Wherever a line below holds the word "noise", copy that line.

--

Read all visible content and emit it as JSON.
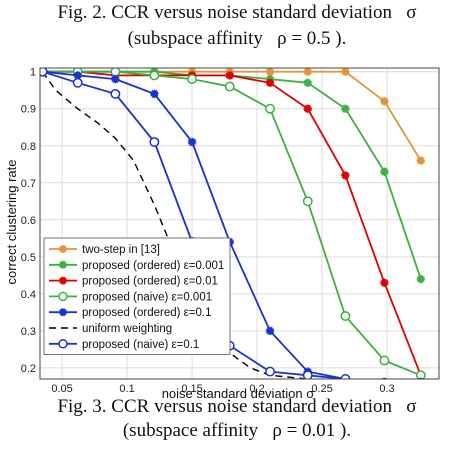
{
  "captions": {
    "top_line1": "Fig. 2. CCR versus noise standard deviation   σ",
    "top_line2": "(subspace affinity   ρ = 0.5 ).",
    "bottom_line1": "Fig. 3. CCR versus noise standard deviation   σ",
    "bottom_line2": "(subspace affinity   ρ = 0.01 )."
  },
  "chart_data": {
    "type": "line",
    "xlabel": "noise standard deviation σ",
    "ylabel": "correct clustering rate",
    "xlim": [
      0.033,
      0.34
    ],
    "ylim": [
      0.17,
      1.01
    ],
    "xticks": [
      0.05,
      0.1,
      0.15,
      0.2,
      0.25,
      0.3
    ],
    "xtick_labels": [
      "0.05",
      "0.1",
      "0.15",
      "0.2",
      "0.25",
      "0.3"
    ],
    "yticks": [
      0.2,
      0.3,
      0.4,
      0.5,
      0.6,
      0.7,
      0.8,
      0.9,
      1.0
    ],
    "ytick_labels": [
      "0.2",
      "0.3",
      "0.4",
      "0.5",
      "0.6",
      "0.7",
      "0.8",
      "0.9",
      "1"
    ],
    "grid": true,
    "legend_position": "bottom-left",
    "series": [
      {
        "name": "two-step in [13]",
        "color": "#e6943a",
        "marker": "star",
        "dash": "",
        "x": [
          0.035,
          0.062,
          0.091,
          0.121,
          0.15,
          0.179,
          0.21,
          0.239,
          0.268,
          0.298,
          0.326
        ],
        "y": [
          1.0,
          1.0,
          1.0,
          1.0,
          1.0,
          1.0,
          1.0,
          1.0,
          1.0,
          0.92,
          0.76
        ]
      },
      {
        "name": "proposed (ordered) ε=0.001",
        "color": "#3cb043",
        "marker": "star",
        "dash": "",
        "x": [
          0.035,
          0.062,
          0.091,
          0.121,
          0.15,
          0.179,
          0.21,
          0.239,
          0.268,
          0.298,
          0.326
        ],
        "y": [
          1.0,
          1.0,
          1.0,
          1.0,
          0.99,
          0.99,
          0.98,
          0.97,
          0.9,
          0.73,
          0.44
        ]
      },
      {
        "name": "proposed (ordered) ε=0.01",
        "color": "#e00000",
        "marker": "star",
        "dash": "",
        "x": [
          0.035,
          0.062,
          0.091,
          0.121,
          0.15,
          0.179,
          0.21,
          0.239,
          0.268,
          0.298,
          0.326
        ],
        "y": [
          1.0,
          1.0,
          0.99,
          0.99,
          0.99,
          0.99,
          0.97,
          0.9,
          0.72,
          0.43,
          0.18
        ]
      },
      {
        "name": "proposed (naive) ε=0.001",
        "color": "#3cb043",
        "marker": "circle",
        "dash": "",
        "x": [
          0.035,
          0.062,
          0.091,
          0.121,
          0.15,
          0.179,
          0.21,
          0.239,
          0.268,
          0.298,
          0.326
        ],
        "y": [
          1.0,
          1.0,
          1.0,
          0.99,
          0.98,
          0.96,
          0.9,
          0.65,
          0.34,
          0.22,
          0.18
        ]
      },
      {
        "name": "proposed (ordered) ε=0.1",
        "color": "#1a33cc",
        "marker": "star",
        "dash": "",
        "x": [
          0.035,
          0.062,
          0.091,
          0.121,
          0.15,
          0.179,
          0.21,
          0.239,
          0.268,
          0.298,
          0.326
        ],
        "y": [
          1.0,
          0.99,
          0.98,
          0.94,
          0.81,
          0.54,
          0.3,
          0.19,
          0.17,
          0.16,
          0.16
        ]
      },
      {
        "name": "uniform weighting",
        "color": "#000000",
        "marker": "none",
        "dash": "7,5",
        "x": [
          0.035,
          0.045,
          0.062,
          0.078,
          0.091,
          0.105,
          0.121,
          0.135,
          0.15,
          0.165,
          0.179,
          0.195,
          0.21,
          0.239,
          0.268,
          0.298,
          0.326
        ],
        "y": [
          1.0,
          0.95,
          0.9,
          0.86,
          0.82,
          0.76,
          0.64,
          0.52,
          0.4,
          0.3,
          0.24,
          0.2,
          0.18,
          0.17,
          0.165,
          0.16,
          0.16
        ]
      },
      {
        "name": "proposed (naive) ε=0.1",
        "color": "#1a33cc",
        "marker": "circle",
        "dash": "",
        "x": [
          0.035,
          0.062,
          0.091,
          0.121,
          0.15,
          0.179,
          0.21,
          0.239,
          0.268,
          0.298,
          0.326
        ],
        "y": [
          1.0,
          0.97,
          0.94,
          0.81,
          0.54,
          0.26,
          0.19,
          0.18,
          0.17,
          0.16,
          0.16
        ]
      }
    ]
  }
}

--

Right answer:
    "top_line1": "Fig. 2. CCR versus noise standard deviation   σ",
    "bottom_line1": "Fig. 3. CCR versus noise standard deviation   σ",
    "xlabel": "noise standard deviation σ",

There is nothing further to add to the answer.